__Task description__. Your task is to repeat the entries exactly. Leave the pictures out.

__Task input__.
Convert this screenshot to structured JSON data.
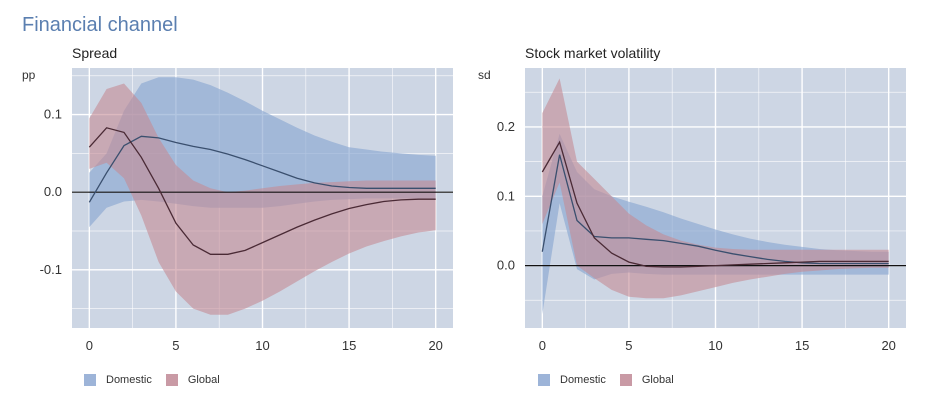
{
  "title": "Financial channel",
  "colors": {
    "plot_bg": "#cdd6e4",
    "grid": "#ffffff",
    "domestic_band": "#8aa7d1",
    "global_band": "#c48a95",
    "domestic_line": "#3a4f6e",
    "global_line": "#4a2a35",
    "zero_line": "#111111"
  },
  "legend": [
    {
      "label": "Domestic",
      "color": "#9db4d8"
    },
    {
      "label": "Global",
      "color": "#c99aa5"
    }
  ],
  "chart_data": [
    {
      "type": "area",
      "title": "Spread",
      "ylabel": "pp",
      "xlabel": "",
      "xlim": [
        -1,
        21
      ],
      "ylim": [
        -0.175,
        0.16
      ],
      "xticks": [
        0,
        5,
        10,
        15,
        20
      ],
      "yticks": [
        -0.1,
        0.0,
        0.1
      ],
      "ytick_labels": [
        "-0.1",
        "0.0",
        "0.1"
      ],
      "grid": true,
      "legend_position": "bottom-left",
      "x": [
        0,
        1,
        2,
        3,
        4,
        5,
        6,
        7,
        8,
        9,
        10,
        11,
        12,
        13,
        14,
        15,
        16,
        17,
        18,
        19,
        20
      ],
      "series": [
        {
          "name": "Domestic",
          "median": [
            -0.013,
            0.025,
            0.06,
            0.072,
            0.07,
            0.064,
            0.059,
            0.055,
            0.049,
            0.042,
            0.034,
            0.026,
            0.018,
            0.012,
            0.008,
            0.006,
            0.005,
            0.005,
            0.005,
            0.005,
            0.005
          ],
          "lower": [
            -0.045,
            -0.02,
            -0.012,
            -0.01,
            -0.012,
            -0.015,
            -0.018,
            -0.02,
            -0.02,
            -0.02,
            -0.02,
            -0.018,
            -0.015,
            -0.012,
            -0.01,
            -0.009,
            -0.008,
            -0.008,
            -0.008,
            -0.008,
            -0.008
          ],
          "upper": [
            0.025,
            0.05,
            0.105,
            0.14,
            0.148,
            0.148,
            0.145,
            0.138,
            0.128,
            0.117,
            0.105,
            0.094,
            0.083,
            0.073,
            0.065,
            0.058,
            0.055,
            0.052,
            0.05,
            0.048,
            0.047
          ]
        },
        {
          "name": "Global",
          "median": [
            0.058,
            0.083,
            0.077,
            0.045,
            0.005,
            -0.04,
            -0.068,
            -0.08,
            -0.08,
            -0.075,
            -0.065,
            -0.055,
            -0.045,
            -0.036,
            -0.028,
            -0.021,
            -0.016,
            -0.012,
            -0.01,
            -0.009,
            -0.009
          ],
          "lower": [
            0.03,
            0.038,
            0.018,
            -0.03,
            -0.09,
            -0.128,
            -0.15,
            -0.158,
            -0.158,
            -0.15,
            -0.14,
            -0.128,
            -0.115,
            -0.102,
            -0.09,
            -0.079,
            -0.07,
            -0.063,
            -0.057,
            -0.052,
            -0.049
          ],
          "upper": [
            0.095,
            0.133,
            0.14,
            0.115,
            0.07,
            0.035,
            0.015,
            0.005,
            0.0,
            0.002,
            0.005,
            0.008,
            0.01,
            0.012,
            0.013,
            0.014,
            0.015,
            0.015,
            0.015,
            0.015,
            0.015
          ]
        }
      ]
    },
    {
      "type": "area",
      "title": "Stock market volatility",
      "ylabel": "sd",
      "xlabel": "",
      "xlim": [
        -1,
        21
      ],
      "ylim": [
        -0.09,
        0.285
      ],
      "xticks": [
        0,
        5,
        10,
        15,
        20
      ],
      "yticks": [
        0.0,
        0.1,
        0.2
      ],
      "ytick_labels": [
        "0.0",
        "0.1",
        "0.2"
      ],
      "grid": true,
      "legend_position": "bottom-left",
      "x": [
        0,
        1,
        2,
        3,
        4,
        5,
        6,
        7,
        8,
        9,
        10,
        11,
        12,
        13,
        14,
        15,
        16,
        17,
        18,
        19,
        20
      ],
      "series": [
        {
          "name": "Domestic",
          "median": [
            0.02,
            0.16,
            0.065,
            0.042,
            0.04,
            0.04,
            0.038,
            0.036,
            0.032,
            0.028,
            0.022,
            0.017,
            0.013,
            0.009,
            0.006,
            0.004,
            0.003,
            0.003,
            0.003,
            0.003,
            0.003
          ],
          "lower": [
            -0.07,
            0.09,
            -0.005,
            -0.02,
            -0.012,
            -0.01,
            -0.012,
            -0.013,
            -0.013,
            -0.013,
            -0.013,
            -0.013,
            -0.013,
            -0.013,
            -0.013,
            -0.013,
            -0.013,
            -0.013,
            -0.013,
            -0.013,
            -0.013
          ],
          "upper": [
            0.1,
            0.19,
            0.135,
            0.11,
            0.1,
            0.092,
            0.085,
            0.077,
            0.068,
            0.06,
            0.052,
            0.045,
            0.039,
            0.034,
            0.03,
            0.027,
            0.024,
            0.022,
            0.021,
            0.02,
            0.02
          ]
        },
        {
          "name": "Global",
          "median": [
            0.135,
            0.178,
            0.09,
            0.04,
            0.018,
            0.005,
            -0.001,
            -0.002,
            -0.002,
            -0.001,
            0.0,
            0.001,
            0.002,
            0.003,
            0.004,
            0.005,
            0.006,
            0.006,
            0.006,
            0.006,
            0.006
          ],
          "lower": [
            0.06,
            0.12,
            0.0,
            -0.018,
            -0.035,
            -0.045,
            -0.047,
            -0.047,
            -0.043,
            -0.037,
            -0.031,
            -0.025,
            -0.02,
            -0.016,
            -0.012,
            -0.009,
            -0.007,
            -0.005,
            -0.004,
            -0.003,
            -0.003
          ],
          "upper": [
            0.22,
            0.27,
            0.15,
            0.125,
            0.1,
            0.075,
            0.058,
            0.045,
            0.036,
            0.03,
            0.026,
            0.024,
            0.023,
            0.023,
            0.023,
            0.023,
            0.023,
            0.023,
            0.023,
            0.023,
            0.023
          ]
        }
      ]
    }
  ]
}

__The result__.
Convert this screenshot to structured JSON data.
{
  "title": "Financial channel",
  "colors": {
    "plot_bg": "#cdd6e4",
    "grid": "#ffffff",
    "domestic_band": "#8aa7d1",
    "global_band": "#c48a95",
    "domestic_line": "#3a4f6e",
    "global_line": "#4a2a35",
    "zero_line": "#111111"
  },
  "legend": [
    {
      "label": "Domestic",
      "color": "#9db4d8"
    },
    {
      "label": "Global",
      "color": "#c99aa5"
    }
  ],
  "chart_data": [
    {
      "type": "area",
      "title": "Spread",
      "ylabel": "pp",
      "xlabel": "",
      "xlim": [
        -1,
        21
      ],
      "ylim": [
        -0.175,
        0.16
      ],
      "xticks": [
        0,
        5,
        10,
        15,
        20
      ],
      "yticks": [
        -0.1,
        0.0,
        0.1
      ],
      "ytick_labels": [
        "-0.1",
        "0.0",
        "0.1"
      ],
      "grid": true,
      "legend_position": "bottom-left",
      "x": [
        0,
        1,
        2,
        3,
        4,
        5,
        6,
        7,
        8,
        9,
        10,
        11,
        12,
        13,
        14,
        15,
        16,
        17,
        18,
        19,
        20
      ],
      "series": [
        {
          "name": "Domestic",
          "median": [
            -0.013,
            0.025,
            0.06,
            0.072,
            0.07,
            0.064,
            0.059,
            0.055,
            0.049,
            0.042,
            0.034,
            0.026,
            0.018,
            0.012,
            0.008,
            0.006,
            0.005,
            0.005,
            0.005,
            0.005,
            0.005
          ],
          "lower": [
            -0.045,
            -0.02,
            -0.012,
            -0.01,
            -0.012,
            -0.015,
            -0.018,
            -0.02,
            -0.02,
            -0.02,
            -0.02,
            -0.018,
            -0.015,
            -0.012,
            -0.01,
            -0.009,
            -0.008,
            -0.008,
            -0.008,
            -0.008,
            -0.008
          ],
          "upper": [
            0.025,
            0.05,
            0.105,
            0.14,
            0.148,
            0.148,
            0.145,
            0.138,
            0.128,
            0.117,
            0.105,
            0.094,
            0.083,
            0.073,
            0.065,
            0.058,
            0.055,
            0.052,
            0.05,
            0.048,
            0.047
          ]
        },
        {
          "name": "Global",
          "median": [
            0.058,
            0.083,
            0.077,
            0.045,
            0.005,
            -0.04,
            -0.068,
            -0.08,
            -0.08,
            -0.075,
            -0.065,
            -0.055,
            -0.045,
            -0.036,
            -0.028,
            -0.021,
            -0.016,
            -0.012,
            -0.01,
            -0.009,
            -0.009
          ],
          "lower": [
            0.03,
            0.038,
            0.018,
            -0.03,
            -0.09,
            -0.128,
            -0.15,
            -0.158,
            -0.158,
            -0.15,
            -0.14,
            -0.128,
            -0.115,
            -0.102,
            -0.09,
            -0.079,
            -0.07,
            -0.063,
            -0.057,
            -0.052,
            -0.049
          ],
          "upper": [
            0.095,
            0.133,
            0.14,
            0.115,
            0.07,
            0.035,
            0.015,
            0.005,
            0.0,
            0.002,
            0.005,
            0.008,
            0.01,
            0.012,
            0.013,
            0.014,
            0.015,
            0.015,
            0.015,
            0.015,
            0.015
          ]
        }
      ]
    },
    {
      "type": "area",
      "title": "Stock market volatility",
      "ylabel": "sd",
      "xlabel": "",
      "xlim": [
        -1,
        21
      ],
      "ylim": [
        -0.09,
        0.285
      ],
      "xticks": [
        0,
        5,
        10,
        15,
        20
      ],
      "yticks": [
        0.0,
        0.1,
        0.2
      ],
      "ytick_labels": [
        "0.0",
        "0.1",
        "0.2"
      ],
      "grid": true,
      "legend_position": "bottom-left",
      "x": [
        0,
        1,
        2,
        3,
        4,
        5,
        6,
        7,
        8,
        9,
        10,
        11,
        12,
        13,
        14,
        15,
        16,
        17,
        18,
        19,
        20
      ],
      "series": [
        {
          "name": "Domestic",
          "median": [
            0.02,
            0.16,
            0.065,
            0.042,
            0.04,
            0.04,
            0.038,
            0.036,
            0.032,
            0.028,
            0.022,
            0.017,
            0.013,
            0.009,
            0.006,
            0.004,
            0.003,
            0.003,
            0.003,
            0.003,
            0.003
          ],
          "lower": [
            -0.07,
            0.09,
            -0.005,
            -0.02,
            -0.012,
            -0.01,
            -0.012,
            -0.013,
            -0.013,
            -0.013,
            -0.013,
            -0.013,
            -0.013,
            -0.013,
            -0.013,
            -0.013,
            -0.013,
            -0.013,
            -0.013,
            -0.013,
            -0.013
          ],
          "upper": [
            0.1,
            0.19,
            0.135,
            0.11,
            0.1,
            0.092,
            0.085,
            0.077,
            0.068,
            0.06,
            0.052,
            0.045,
            0.039,
            0.034,
            0.03,
            0.027,
            0.024,
            0.022,
            0.021,
            0.02,
            0.02
          ]
        },
        {
          "name": "Global",
          "median": [
            0.135,
            0.178,
            0.09,
            0.04,
            0.018,
            0.005,
            -0.001,
            -0.002,
            -0.002,
            -0.001,
            0.0,
            0.001,
            0.002,
            0.003,
            0.004,
            0.005,
            0.006,
            0.006,
            0.006,
            0.006,
            0.006
          ],
          "lower": [
            0.06,
            0.12,
            0.0,
            -0.018,
            -0.035,
            -0.045,
            -0.047,
            -0.047,
            -0.043,
            -0.037,
            -0.031,
            -0.025,
            -0.02,
            -0.016,
            -0.012,
            -0.009,
            -0.007,
            -0.005,
            -0.004,
            -0.003,
            -0.003
          ],
          "upper": [
            0.22,
            0.27,
            0.15,
            0.125,
            0.1,
            0.075,
            0.058,
            0.045,
            0.036,
            0.03,
            0.026,
            0.024,
            0.023,
            0.023,
            0.023,
            0.023,
            0.023,
            0.023,
            0.023,
            0.023,
            0.023
          ]
        }
      ]
    }
  ]
}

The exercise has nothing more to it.